_WHAT THIS TASK INVOLVES_
The entries below are to be written out again without alteration.

________________________________________

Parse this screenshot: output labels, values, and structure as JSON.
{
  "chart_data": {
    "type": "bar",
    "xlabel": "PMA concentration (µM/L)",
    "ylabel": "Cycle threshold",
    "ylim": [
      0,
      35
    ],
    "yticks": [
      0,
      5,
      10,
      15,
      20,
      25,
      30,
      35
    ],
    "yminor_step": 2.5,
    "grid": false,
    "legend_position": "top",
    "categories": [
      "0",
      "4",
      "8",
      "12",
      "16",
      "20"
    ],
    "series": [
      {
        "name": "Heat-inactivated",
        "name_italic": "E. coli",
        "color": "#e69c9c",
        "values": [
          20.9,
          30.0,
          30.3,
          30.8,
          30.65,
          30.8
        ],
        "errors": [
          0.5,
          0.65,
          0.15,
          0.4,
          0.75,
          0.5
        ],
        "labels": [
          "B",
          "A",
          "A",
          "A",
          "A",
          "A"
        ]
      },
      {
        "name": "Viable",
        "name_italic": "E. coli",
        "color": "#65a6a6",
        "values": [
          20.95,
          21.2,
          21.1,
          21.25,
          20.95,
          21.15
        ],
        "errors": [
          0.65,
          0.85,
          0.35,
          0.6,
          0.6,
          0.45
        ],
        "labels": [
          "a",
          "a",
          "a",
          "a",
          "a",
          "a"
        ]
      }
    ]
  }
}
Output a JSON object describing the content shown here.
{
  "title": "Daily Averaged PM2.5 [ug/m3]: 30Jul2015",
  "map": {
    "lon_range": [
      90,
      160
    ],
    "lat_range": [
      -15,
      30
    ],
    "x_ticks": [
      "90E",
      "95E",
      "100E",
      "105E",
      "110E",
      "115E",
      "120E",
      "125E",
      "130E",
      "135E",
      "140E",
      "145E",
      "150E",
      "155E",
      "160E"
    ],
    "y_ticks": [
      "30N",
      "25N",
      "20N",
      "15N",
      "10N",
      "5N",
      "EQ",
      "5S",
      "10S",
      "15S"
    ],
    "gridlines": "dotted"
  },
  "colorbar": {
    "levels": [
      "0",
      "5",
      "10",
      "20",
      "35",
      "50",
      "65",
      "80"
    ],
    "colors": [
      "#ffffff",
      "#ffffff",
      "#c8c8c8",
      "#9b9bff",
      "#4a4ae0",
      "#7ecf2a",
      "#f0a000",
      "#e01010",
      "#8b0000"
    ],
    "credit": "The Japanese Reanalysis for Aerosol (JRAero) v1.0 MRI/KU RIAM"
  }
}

________________________________________

_EXPECTED OUTPUT_
Parse this screenshot: output labels, values, and structure as JSON.
{
  "chart_data": {
    "type": "bar",
    "xlabel": "PMA concentration (µM/L)",
    "ylabel": "Cycle threshold",
    "ylim": [
      0,
      35
    ],
    "yticks": [
      0,
      5,
      10,
      15,
      20,
      25,
      30,
      35
    ],
    "yminor_step": 2.5,
    "grid": false,
    "legend_position": "top",
    "categories": [
      "0",
      "4",
      "8",
      "12",
      "16",
      "20"
    ],
    "series": [
      {
        "name": "Heat-inactivated",
        "name_italic": "E. coli",
        "color": "#e69c9c",
        "values": [
          20.9,
          30.0,
          30.3,
          30.8,
          30.65,
          30.8
        ],
        "errors": [
          0.5,
          0.65,
          0.15,
          0.4,
          0.75,
          0.5
        ],
        "labels": [
          "B",
          "A",
          "A",
          "A",
          "A",
          "A"
        ]
      },
      {
        "name": "Viable",
        "name_italic": "E. coli",
        "color": "#65a6a6",
        "values": [
          20.95,
          21.2,
          21.1,
          21.25,
          20.95,
          21.15
        ],
        "errors": [
          0.65,
          0.85,
          0.35,
          0.6,
          0.6,
          0.45
        ],
        "labels": [
          "a",
          "a",
          "a",
          "a",
          "a",
          "a"
        ]
      }
    ]
  }
}
Output a JSON object describing the content shown here.
{
  "title": "Daily Averaged PM2.5 [ug/m3]: 30Jul2015",
  "map": {
    "lon_range": [
      90,
      160
    ],
    "lat_range": [
      -15,
      30
    ],
    "x_ticks": [
      "90E",
      "95E",
      "100E",
      "105E",
      "110E",
      "115E",
      "120E",
      "125E",
      "130E",
      "135E",
      "140E",
      "145E",
      "150E",
      "155E",
      "160E"
    ],
    "y_ticks": [
      "30N",
      "25N",
      "20N",
      "15N",
      "10N",
      "5N",
      "EQ",
      "5S",
      "10S",
      "15S"
    ],
    "gridlines": "dotted"
  },
  "colorbar": {
    "levels": [
      "0",
      "5",
      "10",
      "20",
      "35",
      "50",
      "65",
      "80"
    ],
    "colors": [
      "#ffffff",
      "#ffffff",
      "#c8c8c8",
      "#9b9bff",
      "#4a4ae0",
      "#7ecf2a",
      "#f0a000",
      "#e01010",
      "#8b0000"
    ],
    "credit": "The Japanese Reanalysis for Aerosol (JRAero) v1.0 MRI/KU RIAM"
  }
}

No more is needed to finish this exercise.